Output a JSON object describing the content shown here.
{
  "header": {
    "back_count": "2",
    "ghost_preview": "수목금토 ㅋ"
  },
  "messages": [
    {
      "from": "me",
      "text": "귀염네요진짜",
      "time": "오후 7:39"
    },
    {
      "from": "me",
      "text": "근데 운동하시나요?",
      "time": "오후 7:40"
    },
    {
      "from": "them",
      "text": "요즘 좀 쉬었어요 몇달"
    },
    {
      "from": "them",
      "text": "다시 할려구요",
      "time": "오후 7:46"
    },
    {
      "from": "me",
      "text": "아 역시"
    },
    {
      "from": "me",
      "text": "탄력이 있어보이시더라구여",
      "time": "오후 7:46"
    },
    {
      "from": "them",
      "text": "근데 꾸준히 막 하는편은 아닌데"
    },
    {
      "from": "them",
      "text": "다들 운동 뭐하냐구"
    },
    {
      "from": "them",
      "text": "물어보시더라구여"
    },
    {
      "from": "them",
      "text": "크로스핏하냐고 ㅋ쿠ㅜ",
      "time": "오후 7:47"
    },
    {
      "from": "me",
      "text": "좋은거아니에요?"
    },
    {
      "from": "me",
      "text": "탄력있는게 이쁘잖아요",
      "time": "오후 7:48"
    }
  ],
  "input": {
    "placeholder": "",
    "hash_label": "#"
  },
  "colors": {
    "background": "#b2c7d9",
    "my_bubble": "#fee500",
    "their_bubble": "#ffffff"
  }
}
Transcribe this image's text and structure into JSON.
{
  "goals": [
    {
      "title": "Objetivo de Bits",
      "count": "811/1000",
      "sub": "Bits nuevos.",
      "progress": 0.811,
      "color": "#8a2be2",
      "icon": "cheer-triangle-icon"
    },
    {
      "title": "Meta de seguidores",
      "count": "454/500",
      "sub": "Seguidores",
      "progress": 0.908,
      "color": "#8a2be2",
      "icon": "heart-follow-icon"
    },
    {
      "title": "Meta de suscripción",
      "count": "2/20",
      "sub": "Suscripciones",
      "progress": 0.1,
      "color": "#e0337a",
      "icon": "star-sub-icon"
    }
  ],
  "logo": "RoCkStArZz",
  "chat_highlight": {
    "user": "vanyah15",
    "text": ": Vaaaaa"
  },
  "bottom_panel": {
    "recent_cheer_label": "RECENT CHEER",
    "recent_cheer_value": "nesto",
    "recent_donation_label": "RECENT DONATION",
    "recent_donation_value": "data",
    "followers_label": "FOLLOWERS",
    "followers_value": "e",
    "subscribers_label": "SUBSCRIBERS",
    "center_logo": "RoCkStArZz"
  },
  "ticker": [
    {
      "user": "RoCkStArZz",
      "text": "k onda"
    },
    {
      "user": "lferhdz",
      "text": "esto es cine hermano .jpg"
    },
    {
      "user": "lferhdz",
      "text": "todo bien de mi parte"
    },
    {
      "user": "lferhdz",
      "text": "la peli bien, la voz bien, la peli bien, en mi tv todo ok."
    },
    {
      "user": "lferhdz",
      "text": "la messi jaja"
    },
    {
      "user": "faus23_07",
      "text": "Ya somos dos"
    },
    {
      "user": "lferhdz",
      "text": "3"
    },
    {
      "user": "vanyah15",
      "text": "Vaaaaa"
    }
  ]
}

***

== WHAT THE TASK REQUIRES ==
Retype the records in full. Keep every line identical to the original.

== THE COMPLETED TASK ==
Output a JSON object describing the content shown here.
{
  "header": {
    "back_count": "2",
    "ghost_preview": "수목금토 ㅋ"
  },
  "messages": [
    {
      "from": "me",
      "text": "귀염네요진짜",
      "time": "오후 7:39"
    },
    {
      "from": "me",
      "text": "근데 운동하시나요?",
      "time": "오후 7:40"
    },
    {
      "from": "them",
      "text": "요즘 좀 쉬었어요 몇달"
    },
    {
      "from": "them",
      "text": "다시 할려구요",
      "time": "오후 7:46"
    },
    {
      "from": "me",
      "text": "아 역시"
    },
    {
      "from": "me",
      "text": "탄력이 있어보이시더라구여",
      "time": "오후 7:46"
    },
    {
      "from": "them",
      "text": "근데 꾸준히 막 하는편은 아닌데"
    },
    {
      "from": "them",
      "text": "다들 운동 뭐하냐구"
    },
    {
      "from": "them",
      "text": "물어보시더라구여"
    },
    {
      "from": "them",
      "text": "크로스핏하냐고 ㅋ쿠ㅜ",
      "time": "오후 7:47"
    },
    {
      "from": "me",
      "text": "좋은거아니에요?"
    },
    {
      "from": "me",
      "text": "탄력있는게 이쁘잖아요",
      "time": "오후 7:48"
    }
  ],
  "input": {
    "placeholder": "",
    "hash_label": "#"
  },
  "colors": {
    "background": "#b2c7d9",
    "my_bubble": "#fee500",
    "their_bubble": "#ffffff"
  }
}
Transcribe this image's text and structure into JSON.
{
  "goals": [
    {
      "title": "Objetivo de Bits",
      "count": "811/1000",
      "sub": "Bits nuevos.",
      "progress": 0.811,
      "color": "#8a2be2",
      "icon": "cheer-triangle-icon"
    },
    {
      "title": "Meta de seguidores",
      "count": "454/500",
      "sub": "Seguidores",
      "progress": 0.908,
      "color": "#8a2be2",
      "icon": "heart-follow-icon"
    },
    {
      "title": "Meta de suscripción",
      "count": "2/20",
      "sub": "Suscripciones",
      "progress": 0.1,
      "color": "#e0337a",
      "icon": "star-sub-icon"
    }
  ],
  "logo": "RoCkStArZz",
  "chat_highlight": {
    "user": "vanyah15",
    "text": ": Vaaaaa"
  },
  "bottom_panel": {
    "recent_cheer_label": "RECENT CHEER",
    "recent_cheer_value": "nesto",
    "recent_donation_label": "RECENT DONATION",
    "recent_donation_value": "data",
    "followers_label": "FOLLOWERS",
    "followers_value": "e",
    "subscribers_label": "SUBSCRIBERS",
    "center_logo": "RoCkStArZz"
  },
  "ticker": [
    {
      "user": "RoCkStArZz",
      "text": "k onda"
    },
    {
      "user": "lferhdz",
      "text": "esto es cine hermano .jpg"
    },
    {
      "user": "lferhdz",
      "text": "todo bien de mi parte"
    },
    {
      "user": "lferhdz",
      "text": "la peli bien, la voz bien, la peli bien, en mi tv todo ok."
    },
    {
      "user": "lferhdz",
      "text": "la messi jaja"
    },
    {
      "user": "faus23_07",
      "text": "Ya somos dos"
    },
    {
      "user": "lferhdz",
      "text": "3"
    },
    {
      "user": "vanyah15",
      "text": "Vaaaaa"
    }
  ]
}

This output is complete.